Start of Text to read

[cxx-abi-dev] There is no obligation to unique virtual tables

John McCall rjmccall at apple.com
Mon Feb 18 18:47:58 UTC 2013


On Feb 17, 2013, at 4:38 PM, Gabriel Dos Reis <gdr at integrable-solutions.net> wrote:

> On Sun, Feb 17, 2013 at 3:58 PM, Jason Merrill <jason at redhat.com> wrote:
>> On 02/16/2013 08:58 PM, John McCall wrote:
>>> 
>>> GCC stopped even uniquing _ZTS's by
>>> default as of GCC 4.5, using a new comparison scheme on all platforms
>>> (which, incidentally, I think would be worth documenting as an official
>>> alternative, if anyone from GCC would mind describing the rules they use).
>> 
>> 
>> _ZTSs are no less unique now than they were before; we just accepted that
>> RTLD_LOCAL prevents reliably uniquing symbols.  For data that really needs
>> to be unique such as template static data members, we introduced
>> STB_GNU_UNIQUE, but we decided that it was too expensive to use for _ZTSs,
>> so we left them only mostly unique, and started doing string comparison
>> instead of pointer comparison.  For types local to a translation unit we
>> still do pointer comparison.
>> 
>> Jason
> 
> John, I believe it is a reasonable thing to ask for *amendment* to the
> ABI to get
> the leeway you would like to get -- though I suspect the wording would be more
> involved than what I've seen so far.
> 
> However, we can't pretend that the ABI never asked for uniqueness of these
> artefacts or that nobody depended on them.

End of Text to read
Start of Material provided

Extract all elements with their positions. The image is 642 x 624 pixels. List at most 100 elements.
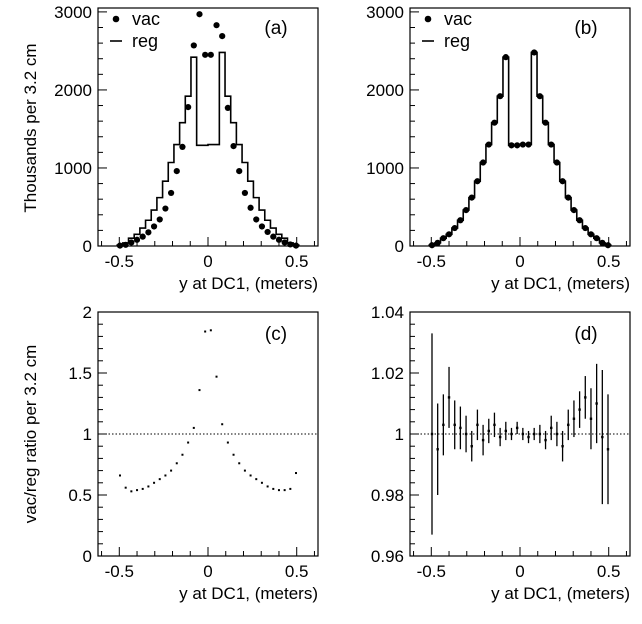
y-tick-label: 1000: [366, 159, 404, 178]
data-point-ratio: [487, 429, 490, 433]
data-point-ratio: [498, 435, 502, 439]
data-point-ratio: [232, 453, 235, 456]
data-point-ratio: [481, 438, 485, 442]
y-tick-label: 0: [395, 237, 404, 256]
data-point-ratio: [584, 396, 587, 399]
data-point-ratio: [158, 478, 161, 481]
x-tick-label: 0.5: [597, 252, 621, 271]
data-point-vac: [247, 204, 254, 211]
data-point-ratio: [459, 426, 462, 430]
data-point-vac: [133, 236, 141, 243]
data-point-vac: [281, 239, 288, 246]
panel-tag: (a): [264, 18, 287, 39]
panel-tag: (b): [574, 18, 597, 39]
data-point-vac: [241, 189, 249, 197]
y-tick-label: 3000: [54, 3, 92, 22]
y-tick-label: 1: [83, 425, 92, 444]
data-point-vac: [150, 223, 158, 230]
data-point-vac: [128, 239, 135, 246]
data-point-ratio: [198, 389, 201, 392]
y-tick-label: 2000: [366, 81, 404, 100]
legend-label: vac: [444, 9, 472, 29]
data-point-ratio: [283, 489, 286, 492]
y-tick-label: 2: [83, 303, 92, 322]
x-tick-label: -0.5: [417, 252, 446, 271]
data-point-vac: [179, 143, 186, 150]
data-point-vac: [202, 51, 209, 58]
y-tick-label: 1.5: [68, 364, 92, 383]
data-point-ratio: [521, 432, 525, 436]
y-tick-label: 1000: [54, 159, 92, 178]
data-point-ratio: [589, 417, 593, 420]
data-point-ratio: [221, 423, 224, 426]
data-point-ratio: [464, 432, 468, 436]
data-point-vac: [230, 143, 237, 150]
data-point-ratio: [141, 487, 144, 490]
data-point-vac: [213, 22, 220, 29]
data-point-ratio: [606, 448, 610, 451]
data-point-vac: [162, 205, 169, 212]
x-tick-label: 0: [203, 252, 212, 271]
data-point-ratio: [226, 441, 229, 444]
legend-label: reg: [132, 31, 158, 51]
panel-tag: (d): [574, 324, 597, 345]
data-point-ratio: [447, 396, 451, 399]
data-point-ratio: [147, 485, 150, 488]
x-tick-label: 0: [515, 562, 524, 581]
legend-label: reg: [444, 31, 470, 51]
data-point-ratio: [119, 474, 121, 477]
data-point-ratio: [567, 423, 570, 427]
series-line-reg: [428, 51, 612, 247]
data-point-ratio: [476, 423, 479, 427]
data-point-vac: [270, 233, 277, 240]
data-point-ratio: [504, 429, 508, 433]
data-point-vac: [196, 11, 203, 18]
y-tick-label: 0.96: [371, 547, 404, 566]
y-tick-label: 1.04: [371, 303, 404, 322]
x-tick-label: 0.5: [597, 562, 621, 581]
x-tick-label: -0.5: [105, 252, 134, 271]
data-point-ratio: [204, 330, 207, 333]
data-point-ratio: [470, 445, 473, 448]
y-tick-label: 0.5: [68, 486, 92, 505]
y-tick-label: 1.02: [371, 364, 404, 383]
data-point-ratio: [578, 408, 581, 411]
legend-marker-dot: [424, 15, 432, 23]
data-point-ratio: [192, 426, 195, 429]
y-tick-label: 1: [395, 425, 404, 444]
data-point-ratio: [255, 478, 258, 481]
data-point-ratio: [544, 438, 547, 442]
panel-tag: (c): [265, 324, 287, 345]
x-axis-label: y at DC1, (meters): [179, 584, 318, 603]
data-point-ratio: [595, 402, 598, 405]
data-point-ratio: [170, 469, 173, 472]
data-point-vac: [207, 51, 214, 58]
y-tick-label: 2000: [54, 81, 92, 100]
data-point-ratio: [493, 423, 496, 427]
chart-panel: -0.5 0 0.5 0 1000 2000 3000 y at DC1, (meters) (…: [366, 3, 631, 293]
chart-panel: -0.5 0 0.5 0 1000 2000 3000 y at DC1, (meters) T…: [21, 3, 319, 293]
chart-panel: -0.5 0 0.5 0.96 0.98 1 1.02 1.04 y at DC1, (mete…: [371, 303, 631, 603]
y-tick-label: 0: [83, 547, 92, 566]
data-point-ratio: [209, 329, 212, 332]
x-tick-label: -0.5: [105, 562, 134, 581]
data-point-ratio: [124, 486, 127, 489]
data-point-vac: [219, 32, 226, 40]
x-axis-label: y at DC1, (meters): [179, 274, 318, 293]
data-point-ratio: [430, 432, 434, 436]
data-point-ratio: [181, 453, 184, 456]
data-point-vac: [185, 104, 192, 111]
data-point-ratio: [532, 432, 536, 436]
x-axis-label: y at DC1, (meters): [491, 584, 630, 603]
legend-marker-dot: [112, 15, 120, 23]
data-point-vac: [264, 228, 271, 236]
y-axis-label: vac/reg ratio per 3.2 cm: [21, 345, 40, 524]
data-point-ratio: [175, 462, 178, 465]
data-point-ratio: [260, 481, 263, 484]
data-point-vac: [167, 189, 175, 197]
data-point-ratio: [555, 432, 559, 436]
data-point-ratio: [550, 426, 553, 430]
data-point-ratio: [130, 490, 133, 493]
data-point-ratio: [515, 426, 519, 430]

End of Material provided
Start of Material provided

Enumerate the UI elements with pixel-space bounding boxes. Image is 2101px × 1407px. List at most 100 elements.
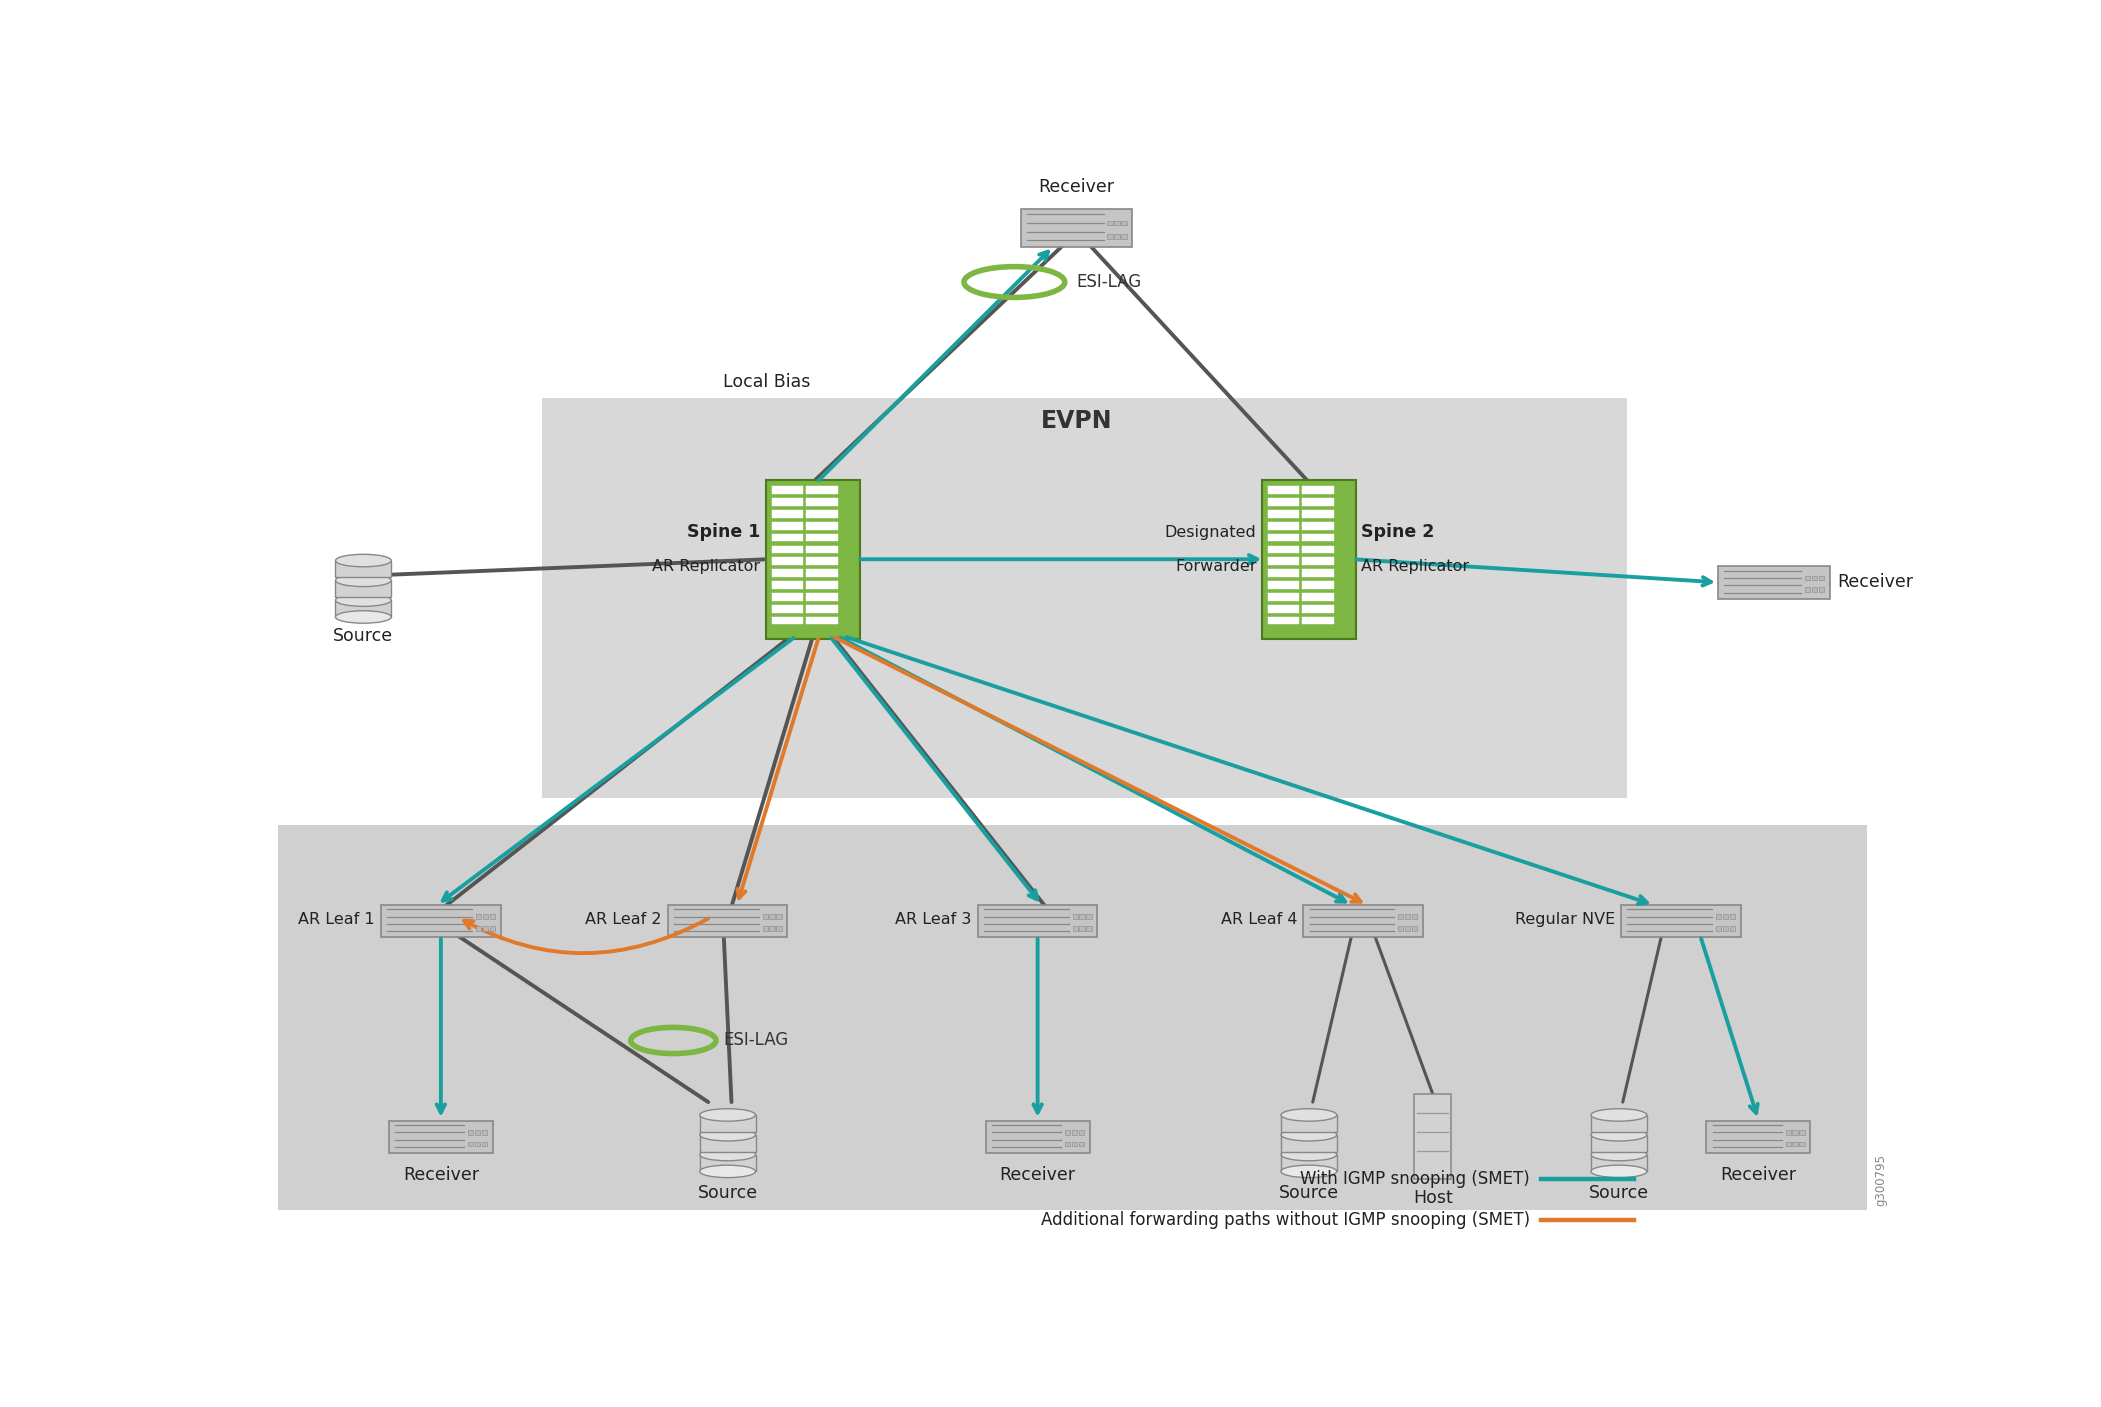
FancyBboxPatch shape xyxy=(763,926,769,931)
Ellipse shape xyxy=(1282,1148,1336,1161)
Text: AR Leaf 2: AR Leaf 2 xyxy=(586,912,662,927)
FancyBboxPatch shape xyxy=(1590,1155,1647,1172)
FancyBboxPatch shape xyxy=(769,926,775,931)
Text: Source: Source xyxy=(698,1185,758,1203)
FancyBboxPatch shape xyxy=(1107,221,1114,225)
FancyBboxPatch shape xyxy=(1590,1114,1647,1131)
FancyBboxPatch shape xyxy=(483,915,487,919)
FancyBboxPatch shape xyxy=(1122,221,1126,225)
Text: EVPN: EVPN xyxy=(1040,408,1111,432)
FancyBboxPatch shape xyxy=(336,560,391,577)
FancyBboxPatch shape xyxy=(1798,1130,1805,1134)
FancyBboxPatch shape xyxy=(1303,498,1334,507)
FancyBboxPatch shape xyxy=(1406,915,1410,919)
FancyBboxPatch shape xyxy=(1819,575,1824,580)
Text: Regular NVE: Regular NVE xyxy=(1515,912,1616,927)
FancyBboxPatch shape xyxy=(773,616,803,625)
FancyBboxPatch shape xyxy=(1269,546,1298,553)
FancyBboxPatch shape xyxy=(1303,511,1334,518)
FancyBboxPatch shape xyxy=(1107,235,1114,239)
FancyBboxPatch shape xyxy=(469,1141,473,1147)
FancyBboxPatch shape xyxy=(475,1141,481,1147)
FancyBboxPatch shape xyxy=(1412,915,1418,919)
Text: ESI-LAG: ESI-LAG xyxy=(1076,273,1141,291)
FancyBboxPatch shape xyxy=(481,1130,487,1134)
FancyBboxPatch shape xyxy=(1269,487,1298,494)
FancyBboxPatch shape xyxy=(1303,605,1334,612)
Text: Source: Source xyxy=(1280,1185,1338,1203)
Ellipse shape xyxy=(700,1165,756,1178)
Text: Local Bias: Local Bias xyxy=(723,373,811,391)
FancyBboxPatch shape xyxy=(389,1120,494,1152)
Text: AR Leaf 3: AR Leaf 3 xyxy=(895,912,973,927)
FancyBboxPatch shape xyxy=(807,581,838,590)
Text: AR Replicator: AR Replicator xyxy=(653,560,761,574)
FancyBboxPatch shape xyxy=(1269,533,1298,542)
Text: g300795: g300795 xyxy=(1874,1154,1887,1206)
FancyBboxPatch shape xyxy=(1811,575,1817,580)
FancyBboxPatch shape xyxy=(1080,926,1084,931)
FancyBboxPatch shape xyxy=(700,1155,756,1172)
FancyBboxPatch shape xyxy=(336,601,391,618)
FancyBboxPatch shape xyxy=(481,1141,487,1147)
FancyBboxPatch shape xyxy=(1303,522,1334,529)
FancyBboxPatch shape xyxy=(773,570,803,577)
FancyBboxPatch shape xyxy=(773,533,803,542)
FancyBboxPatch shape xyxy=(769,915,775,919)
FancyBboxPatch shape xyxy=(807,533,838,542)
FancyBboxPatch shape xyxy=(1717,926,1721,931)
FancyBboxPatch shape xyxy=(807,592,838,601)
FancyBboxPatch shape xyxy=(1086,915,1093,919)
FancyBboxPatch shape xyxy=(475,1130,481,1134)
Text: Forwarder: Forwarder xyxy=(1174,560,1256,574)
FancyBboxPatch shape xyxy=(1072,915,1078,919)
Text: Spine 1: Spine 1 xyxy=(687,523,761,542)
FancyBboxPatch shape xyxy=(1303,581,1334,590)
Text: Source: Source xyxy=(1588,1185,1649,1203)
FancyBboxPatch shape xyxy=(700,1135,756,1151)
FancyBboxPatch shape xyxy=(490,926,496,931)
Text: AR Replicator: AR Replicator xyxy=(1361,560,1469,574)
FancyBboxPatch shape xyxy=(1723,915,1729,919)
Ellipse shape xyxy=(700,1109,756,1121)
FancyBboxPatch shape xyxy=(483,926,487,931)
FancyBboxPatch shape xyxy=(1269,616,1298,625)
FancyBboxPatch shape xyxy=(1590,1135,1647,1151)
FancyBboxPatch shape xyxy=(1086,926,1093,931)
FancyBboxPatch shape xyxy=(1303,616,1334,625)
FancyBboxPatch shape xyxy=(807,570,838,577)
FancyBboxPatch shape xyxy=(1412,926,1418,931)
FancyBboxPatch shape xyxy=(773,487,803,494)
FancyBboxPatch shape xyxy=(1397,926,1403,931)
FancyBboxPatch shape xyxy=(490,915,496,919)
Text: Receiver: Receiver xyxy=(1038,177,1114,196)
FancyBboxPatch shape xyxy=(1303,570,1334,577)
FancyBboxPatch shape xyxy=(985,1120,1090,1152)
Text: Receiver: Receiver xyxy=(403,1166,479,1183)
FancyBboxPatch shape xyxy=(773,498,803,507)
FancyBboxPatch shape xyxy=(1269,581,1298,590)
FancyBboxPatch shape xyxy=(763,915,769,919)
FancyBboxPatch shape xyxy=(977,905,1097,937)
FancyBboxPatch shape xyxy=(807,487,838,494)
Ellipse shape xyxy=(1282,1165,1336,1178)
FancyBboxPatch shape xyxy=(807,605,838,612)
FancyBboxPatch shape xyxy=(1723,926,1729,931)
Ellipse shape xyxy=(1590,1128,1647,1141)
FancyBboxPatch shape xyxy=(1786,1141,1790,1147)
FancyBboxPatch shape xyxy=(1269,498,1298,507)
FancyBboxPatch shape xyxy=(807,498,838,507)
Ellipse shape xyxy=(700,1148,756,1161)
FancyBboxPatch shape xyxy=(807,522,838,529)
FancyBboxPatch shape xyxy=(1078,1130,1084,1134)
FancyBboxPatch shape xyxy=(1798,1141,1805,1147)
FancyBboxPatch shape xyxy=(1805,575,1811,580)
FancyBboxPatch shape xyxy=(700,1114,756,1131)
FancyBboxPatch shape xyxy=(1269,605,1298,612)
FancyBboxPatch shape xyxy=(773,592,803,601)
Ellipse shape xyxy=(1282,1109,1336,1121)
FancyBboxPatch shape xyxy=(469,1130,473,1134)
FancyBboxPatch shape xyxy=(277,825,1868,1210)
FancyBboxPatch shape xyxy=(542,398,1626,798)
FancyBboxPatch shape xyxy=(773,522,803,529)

End of Material provided

### [Stated task]
Go on with the mailing-list reply about uniquing virtual tables, starting right after its last sentence. The listing is not needed for this.

### [Result of the task]
Gaby, I'd to clarify again that I am not actually proposing that we do
anything about the uniqueness of RTTI objects (_ZTSs and _ZTIs),
despite the widespread divergence.  The widespread divergence is a
problem that we need to address eventually, because it does seriously
affect the interoperation of compilers, but it's not why I'm posting now.

I am currently seeking consensus that we never meant to guarantee
uniqueness of *v-tables* (_ZTVs and _ZTTs).  I thought this would be
uncontroversial.  If it isn't, then I agree that I should come back with a
more formalized proposal.

I do know that there's code out there which loads and compares v-table
pointers — for example, WebKit's JavaScript engine used to do that,
although IIRC those types had key functions.  Of course, that code has
to either perform undefined behavior (by accessing the byte representation
of a polymorphic class) or escape the guarantees of the standards (by
using assembly), so I'm not too concerned about it, especially since many
existing compilers don't currently guarantee the uniqueness of v-tables
in all cases anyway (e.g. across dynamic library boundaries).

John.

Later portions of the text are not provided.